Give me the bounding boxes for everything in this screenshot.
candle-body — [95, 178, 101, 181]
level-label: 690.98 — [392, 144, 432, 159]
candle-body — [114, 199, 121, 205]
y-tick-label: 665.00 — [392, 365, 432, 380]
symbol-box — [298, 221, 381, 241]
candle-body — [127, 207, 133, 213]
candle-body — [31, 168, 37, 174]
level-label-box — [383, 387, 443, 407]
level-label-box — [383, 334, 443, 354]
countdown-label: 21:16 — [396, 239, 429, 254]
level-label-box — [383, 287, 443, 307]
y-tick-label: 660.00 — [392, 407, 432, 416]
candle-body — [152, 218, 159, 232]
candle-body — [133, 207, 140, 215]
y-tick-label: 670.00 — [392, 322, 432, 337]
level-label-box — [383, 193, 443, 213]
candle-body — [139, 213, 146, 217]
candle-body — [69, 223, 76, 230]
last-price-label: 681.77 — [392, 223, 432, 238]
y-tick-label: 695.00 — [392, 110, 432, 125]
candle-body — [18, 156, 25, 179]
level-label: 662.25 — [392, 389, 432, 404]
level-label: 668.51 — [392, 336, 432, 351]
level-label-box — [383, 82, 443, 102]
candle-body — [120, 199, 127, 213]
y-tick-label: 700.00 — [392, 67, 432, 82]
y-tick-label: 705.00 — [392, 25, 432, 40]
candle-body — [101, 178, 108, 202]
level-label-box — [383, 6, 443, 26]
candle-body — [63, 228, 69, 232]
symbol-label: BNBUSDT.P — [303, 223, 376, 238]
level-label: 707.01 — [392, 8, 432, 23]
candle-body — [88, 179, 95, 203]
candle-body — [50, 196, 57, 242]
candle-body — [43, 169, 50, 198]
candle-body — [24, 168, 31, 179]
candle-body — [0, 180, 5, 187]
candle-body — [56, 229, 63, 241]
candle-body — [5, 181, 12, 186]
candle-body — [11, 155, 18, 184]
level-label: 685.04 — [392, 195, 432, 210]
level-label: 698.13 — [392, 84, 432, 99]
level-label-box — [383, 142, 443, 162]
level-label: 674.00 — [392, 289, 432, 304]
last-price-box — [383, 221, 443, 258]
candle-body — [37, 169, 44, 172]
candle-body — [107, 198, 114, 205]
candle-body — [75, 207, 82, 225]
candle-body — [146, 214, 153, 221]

# PROBLEM TO SOLVE:
Repeat the listing above word for word, starting at its first line and stopping after the line that contains "y-tick-label: 705.00 — [392, 25, 432, 40]".

# OUTPUT:
Give me the bounding boxes for everything in this screenshot.
candle-body — [95, 178, 101, 181]
level-label: 690.98 — [392, 144, 432, 159]
candle-body — [114, 199, 121, 205]
y-tick-label: 665.00 — [392, 365, 432, 380]
symbol-box — [298, 221, 381, 241]
candle-body — [127, 207, 133, 213]
candle-body — [31, 168, 37, 174]
level-label-box — [383, 387, 443, 407]
level-label-box — [383, 334, 443, 354]
countdown-label: 21:16 — [396, 239, 429, 254]
level-label-box — [383, 287, 443, 307]
y-tick-label: 660.00 — [392, 407, 432, 416]
candle-body — [152, 218, 159, 232]
candle-body — [133, 207, 140, 215]
y-tick-label: 670.00 — [392, 322, 432, 337]
level-label-box — [383, 193, 443, 213]
candle-body — [139, 213, 146, 217]
candle-body — [69, 223, 76, 230]
last-price-label: 681.77 — [392, 223, 432, 238]
y-tick-label: 695.00 — [392, 110, 432, 125]
candle-body — [18, 156, 25, 179]
level-label: 662.25 — [392, 389, 432, 404]
level-label: 668.51 — [392, 336, 432, 351]
level-label-box — [383, 82, 443, 102]
candle-body — [120, 199, 127, 213]
y-tick-label: 700.00 — [392, 67, 432, 82]
y-tick-label: 705.00 — [392, 25, 432, 40]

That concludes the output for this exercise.